Work to complete: Repeat each record exactly. Any picture gets left out.

Supplied records:

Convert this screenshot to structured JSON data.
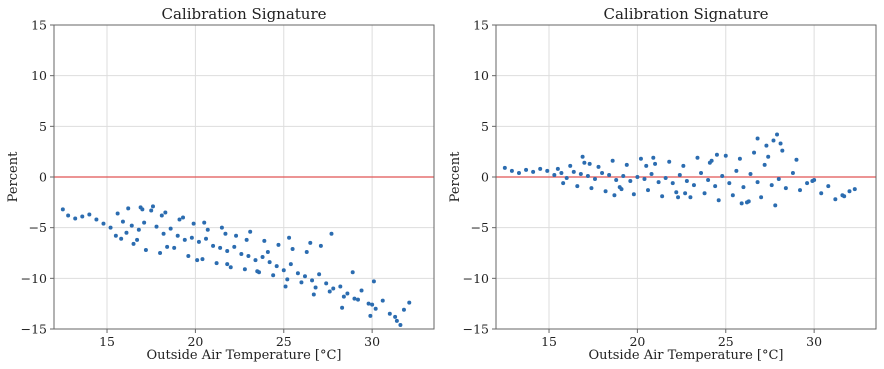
{
  "colors": {
    "points": "#2b6cb0",
    "zero_line": "#e05555",
    "grid": "#dddddd",
    "frame": "#666666"
  },
  "chart_data": [
    {
      "type": "scatter",
      "title": "Calibration Signature",
      "xlabel": "Outside Air Temperature [°C]",
      "ylabel": "Percent",
      "xlim": [
        12,
        33.5
      ],
      "ylim": [
        -15,
        15
      ],
      "xticks": [
        15,
        20,
        25,
        30
      ],
      "yticks": [
        -15,
        -10,
        -5,
        0,
        5,
        10,
        15
      ],
      "grid": true,
      "reference_line_y": 0,
      "series": [
        {
          "x": [
            12.5,
            12.8,
            13.2,
            13.6,
            14.0,
            14.4,
            14.8,
            15.2,
            15.5,
            15.8,
            16.1,
            16.4,
            16.8,
            17.1,
            17.5,
            17.8,
            18.2,
            18.6,
            19.0,
            19.4,
            19.8,
            20.2,
            20.6,
            21.0,
            21.4,
            21.8,
            22.2,
            22.6,
            23.0,
            23.4,
            23.8,
            24.2,
            24.6,
            25.0,
            25.4,
            25.8,
            26.2,
            26.6,
            27.0,
            27.4,
            27.8,
            28.2,
            28.6,
            29.0,
            29.4,
            29.8,
            30.2,
            30.6,
            31.0,
            31.4,
            31.8,
            32.1,
            15.6,
            16.2,
            16.9,
            17.6,
            18.3,
            19.1,
            19.9,
            20.7,
            21.5,
            22.3,
            23.1,
            23.9,
            24.7,
            25.5,
            26.3,
            27.1,
            16.5,
            17.2,
            18.0,
            18.8,
            19.6,
            20.4,
            21.2,
            22.0,
            22.8,
            23.6,
            24.4,
            25.2,
            26.0,
            26.8,
            27.6,
            28.4,
            29.2,
            30.0,
            15.9,
            17.0,
            18.1,
            19.3,
            20.5,
            21.7,
            22.9,
            24.1,
            25.3,
            26.5,
            27.7,
            28.9,
            30.1,
            31.3,
            16.7,
            18.4,
            20.1,
            21.8,
            23.5,
            25.1,
            26.7,
            28.3,
            29.9,
            31.6
          ],
          "y": [
            -3.2,
            -3.8,
            -4.1,
            -3.9,
            -3.7,
            -4.2,
            -4.6,
            -5.0,
            -5.8,
            -6.1,
            -5.5,
            -4.8,
            -5.2,
            -4.5,
            -3.3,
            -4.9,
            -5.6,
            -5.1,
            -5.8,
            -6.2,
            -6.0,
            -6.4,
            -6.1,
            -6.8,
            -7.0,
            -7.3,
            -6.9,
            -7.6,
            -7.8,
            -8.2,
            -7.9,
            -8.4,
            -8.8,
            -9.2,
            -8.6,
            -9.5,
            -9.8,
            -10.2,
            -9.6,
            -10.5,
            -11.0,
            -10.8,
            -11.5,
            -12.0,
            -11.2,
            -12.5,
            -13.0,
            -12.2,
            -13.5,
            -14.2,
            -13.1,
            -12.4,
            -3.6,
            -3.1,
            -3.0,
            -2.9,
            -3.5,
            -4.2,
            -4.6,
            -5.2,
            -5.0,
            -5.8,
            -5.4,
            -6.3,
            -6.7,
            -7.1,
            -7.4,
            -6.8,
            -6.6,
            -7.2,
            -7.5,
            -7.0,
            -7.8,
            -8.1,
            -8.5,
            -8.9,
            -9.1,
            -9.4,
            -9.7,
            -10.1,
            -10.4,
            -10.9,
            -11.3,
            -11.8,
            -12.1,
            -12.6,
            -4.4,
            -3.2,
            -3.8,
            -4.0,
            -4.5,
            -5.6,
            -6.2,
            -7.4,
            -6.0,
            -6.5,
            -5.6,
            -9.4,
            -10.3,
            -13.8,
            -6.2,
            -6.9,
            -8.2,
            -8.6,
            -9.3,
            -10.8,
            -11.6,
            -12.9,
            -13.7,
            -14.6
          ]
        }
      ]
    },
    {
      "type": "scatter",
      "title": "Calibration Signature",
      "xlabel": "Outside Air Temperature [°C]",
      "ylabel": "Percent",
      "xlim": [
        12,
        33.5
      ],
      "ylim": [
        -15,
        15
      ],
      "xticks": [
        15,
        20,
        25,
        30
      ],
      "yticks": [
        -15,
        -10,
        -5,
        0,
        5,
        10,
        15
      ],
      "grid": true,
      "reference_line_y": 0,
      "series": [
        {
          "x": [
            12.5,
            12.9,
            13.3,
            13.7,
            14.1,
            14.5,
            14.9,
            15.3,
            15.7,
            16.0,
            16.4,
            16.8,
            17.2,
            17.6,
            18.0,
            18.4,
            18.8,
            19.2,
            19.6,
            20.0,
            20.4,
            20.8,
            21.2,
            21.6,
            22.0,
            22.4,
            22.8,
            23.2,
            23.6,
            24.0,
            24.4,
            24.8,
            25.2,
            25.6,
            26.0,
            26.4,
            26.8,
            27.2,
            27.6,
            28.0,
            28.4,
            28.8,
            29.2,
            29.6,
            30.0,
            30.4,
            30.8,
            31.2,
            31.6,
            32.0,
            32.3,
            15.8,
            16.6,
            17.4,
            18.2,
            19.0,
            19.8,
            20.6,
            21.4,
            22.2,
            23.0,
            23.8,
            24.6,
            25.4,
            26.2,
            27.0,
            27.8,
            16.2,
            17.0,
            17.8,
            18.6,
            19.4,
            20.2,
            21.0,
            21.8,
            22.6,
            23.4,
            24.2,
            25.0,
            25.8,
            26.6,
            27.4,
            28.2,
            29.0,
            15.5,
            17.3,
            19.1,
            20.9,
            22.7,
            24.5,
            26.3,
            28.1,
            29.9,
            31.7,
            16.9,
            18.7,
            20.5,
            22.3,
            24.1,
            25.9,
            27.7,
            26.8,
            27.3,
            27.9
          ],
          "y": [
            0.9,
            0.6,
            0.4,
            0.7,
            0.5,
            0.8,
            0.6,
            0.2,
            0.4,
            -0.1,
            0.5,
            0.3,
            0.1,
            -0.2,
            0.4,
            0.2,
            -0.3,
            0.1,
            -0.4,
            0.0,
            -0.2,
            0.3,
            -0.5,
            -0.1,
            -0.6,
            0.2,
            -0.4,
            -0.8,
            0.4,
            -0.3,
            -0.9,
            0.1,
            -0.6,
            0.6,
            -1.0,
            0.3,
            -0.5,
            1.2,
            -0.8,
            -0.2,
            -1.1,
            0.4,
            -1.3,
            -0.6,
            -0.3,
            -1.6,
            -0.9,
            -2.2,
            -1.8,
            -1.4,
            -1.2,
            -0.6,
            -0.9,
            -1.1,
            -1.4,
            -1.0,
            -1.7,
            -1.3,
            -1.9,
            -1.5,
            -2.0,
            -1.6,
            -2.3,
            -1.8,
            -2.5,
            -2.0,
            -2.8,
            1.1,
            1.4,
            1.0,
            1.6,
            1.2,
            1.8,
            1.3,
            1.5,
            1.1,
            1.9,
            1.6,
            2.1,
            1.8,
            2.4,
            2.0,
            2.6,
            1.7,
            0.8,
            1.3,
            -1.2,
            1.9,
            -1.6,
            2.2,
            -2.4,
            3.3,
            -0.4,
            -1.9,
            2.0,
            -1.8,
            1.1,
            -2.0,
            1.4,
            -2.6,
            3.6,
            3.8,
            3.1,
            4.2
          ]
        }
      ]
    }
  ]
}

Worked solution:
Convert this screenshot to structured JSON data.
{
  "colors": {
    "points": "#2b6cb0",
    "zero_line": "#e05555",
    "grid": "#dddddd",
    "frame": "#666666"
  },
  "chart_data": [
    {
      "type": "scatter",
      "title": "Calibration Signature",
      "xlabel": "Outside Air Temperature [°C]",
      "ylabel": "Percent",
      "xlim": [
        12,
        33.5
      ],
      "ylim": [
        -15,
        15
      ],
      "xticks": [
        15,
        20,
        25,
        30
      ],
      "yticks": [
        -15,
        -10,
        -5,
        0,
        5,
        10,
        15
      ],
      "grid": true,
      "reference_line_y": 0,
      "series": [
        {
          "x": [
            12.5,
            12.8,
            13.2,
            13.6,
            14.0,
            14.4,
            14.8,
            15.2,
            15.5,
            15.8,
            16.1,
            16.4,
            16.8,
            17.1,
            17.5,
            17.8,
            18.2,
            18.6,
            19.0,
            19.4,
            19.8,
            20.2,
            20.6,
            21.0,
            21.4,
            21.8,
            22.2,
            22.6,
            23.0,
            23.4,
            23.8,
            24.2,
            24.6,
            25.0,
            25.4,
            25.8,
            26.2,
            26.6,
            27.0,
            27.4,
            27.8,
            28.2,
            28.6,
            29.0,
            29.4,
            29.8,
            30.2,
            30.6,
            31.0,
            31.4,
            31.8,
            32.1,
            15.6,
            16.2,
            16.9,
            17.6,
            18.3,
            19.1,
            19.9,
            20.7,
            21.5,
            22.3,
            23.1,
            23.9,
            24.7,
            25.5,
            26.3,
            27.1,
            16.5,
            17.2,
            18.0,
            18.8,
            19.6,
            20.4,
            21.2,
            22.0,
            22.8,
            23.6,
            24.4,
            25.2,
            26.0,
            26.8,
            27.6,
            28.4,
            29.2,
            30.0,
            15.9,
            17.0,
            18.1,
            19.3,
            20.5,
            21.7,
            22.9,
            24.1,
            25.3,
            26.5,
            27.7,
            28.9,
            30.1,
            31.3,
            16.7,
            18.4,
            20.1,
            21.8,
            23.5,
            25.1,
            26.7,
            28.3,
            29.9,
            31.6
          ],
          "y": [
            -3.2,
            -3.8,
            -4.1,
            -3.9,
            -3.7,
            -4.2,
            -4.6,
            -5.0,
            -5.8,
            -6.1,
            -5.5,
            -4.8,
            -5.2,
            -4.5,
            -3.3,
            -4.9,
            -5.6,
            -5.1,
            -5.8,
            -6.2,
            -6.0,
            -6.4,
            -6.1,
            -6.8,
            -7.0,
            -7.3,
            -6.9,
            -7.6,
            -7.8,
            -8.2,
            -7.9,
            -8.4,
            -8.8,
            -9.2,
            -8.6,
            -9.5,
            -9.8,
            -10.2,
            -9.6,
            -10.5,
            -11.0,
            -10.8,
            -11.5,
            -12.0,
            -11.2,
            -12.5,
            -13.0,
            -12.2,
            -13.5,
            -14.2,
            -13.1,
            -12.4,
            -3.6,
            -3.1,
            -3.0,
            -2.9,
            -3.5,
            -4.2,
            -4.6,
            -5.2,
            -5.0,
            -5.8,
            -5.4,
            -6.3,
            -6.7,
            -7.1,
            -7.4,
            -6.8,
            -6.6,
            -7.2,
            -7.5,
            -7.0,
            -7.8,
            -8.1,
            -8.5,
            -8.9,
            -9.1,
            -9.4,
            -9.7,
            -10.1,
            -10.4,
            -10.9,
            -11.3,
            -11.8,
            -12.1,
            -12.6,
            -4.4,
            -3.2,
            -3.8,
            -4.0,
            -4.5,
            -5.6,
            -6.2,
            -7.4,
            -6.0,
            -6.5,
            -5.6,
            -9.4,
            -10.3,
            -13.8,
            -6.2,
            -6.9,
            -8.2,
            -8.6,
            -9.3,
            -10.8,
            -11.6,
            -12.9,
            -13.7,
            -14.6
          ]
        }
      ]
    },
    {
      "type": "scatter",
      "title": "Calibration Signature",
      "xlabel": "Outside Air Temperature [°C]",
      "ylabel": "Percent",
      "xlim": [
        12,
        33.5
      ],
      "ylim": [
        -15,
        15
      ],
      "xticks": [
        15,
        20,
        25,
        30
      ],
      "yticks": [
        -15,
        -10,
        -5,
        0,
        5,
        10,
        15
      ],
      "grid": true,
      "reference_line_y": 0,
      "series": [
        {
          "x": [
            12.5,
            12.9,
            13.3,
            13.7,
            14.1,
            14.5,
            14.9,
            15.3,
            15.7,
            16.0,
            16.4,
            16.8,
            17.2,
            17.6,
            18.0,
            18.4,
            18.8,
            19.2,
            19.6,
            20.0,
            20.4,
            20.8,
            21.2,
            21.6,
            22.0,
            22.4,
            22.8,
            23.2,
            23.6,
            24.0,
            24.4,
            24.8,
            25.2,
            25.6,
            26.0,
            26.4,
            26.8,
            27.2,
            27.6,
            28.0,
            28.4,
            28.8,
            29.2,
            29.6,
            30.0,
            30.4,
            30.8,
            31.2,
            31.6,
            32.0,
            32.3,
            15.8,
            16.6,
            17.4,
            18.2,
            19.0,
            19.8,
            20.6,
            21.4,
            22.2,
            23.0,
            23.8,
            24.6,
            25.4,
            26.2,
            27.0,
            27.8,
            16.2,
            17.0,
            17.8,
            18.6,
            19.4,
            20.2,
            21.0,
            21.8,
            22.6,
            23.4,
            24.2,
            25.0,
            25.8,
            26.6,
            27.4,
            28.2,
            29.0,
            15.5,
            17.3,
            19.1,
            20.9,
            22.7,
            24.5,
            26.3,
            28.1,
            29.9,
            31.7,
            16.9,
            18.7,
            20.5,
            22.3,
            24.1,
            25.9,
            27.7,
            26.8,
            27.3,
            27.9
          ],
          "y": [
            0.9,
            0.6,
            0.4,
            0.7,
            0.5,
            0.8,
            0.6,
            0.2,
            0.4,
            -0.1,
            0.5,
            0.3,
            0.1,
            -0.2,
            0.4,
            0.2,
            -0.3,
            0.1,
            -0.4,
            0.0,
            -0.2,
            0.3,
            -0.5,
            -0.1,
            -0.6,
            0.2,
            -0.4,
            -0.8,
            0.4,
            -0.3,
            -0.9,
            0.1,
            -0.6,
            0.6,
            -1.0,
            0.3,
            -0.5,
            1.2,
            -0.8,
            -0.2,
            -1.1,
            0.4,
            -1.3,
            -0.6,
            -0.3,
            -1.6,
            -0.9,
            -2.2,
            -1.8,
            -1.4,
            -1.2,
            -0.6,
            -0.9,
            -1.1,
            -1.4,
            -1.0,
            -1.7,
            -1.3,
            -1.9,
            -1.5,
            -2.0,
            -1.6,
            -2.3,
            -1.8,
            -2.5,
            -2.0,
            -2.8,
            1.1,
            1.4,
            1.0,
            1.6,
            1.2,
            1.8,
            1.3,
            1.5,
            1.1,
            1.9,
            1.6,
            2.1,
            1.8,
            2.4,
            2.0,
            2.6,
            1.7,
            0.8,
            1.3,
            -1.2,
            1.9,
            -1.6,
            2.2,
            -2.4,
            3.3,
            -0.4,
            -1.9,
            2.0,
            -1.8,
            1.1,
            -2.0,
            1.4,
            -2.6,
            3.6,
            3.8,
            3.1,
            4.2
          ]
        }
      ]
    }
  ]
}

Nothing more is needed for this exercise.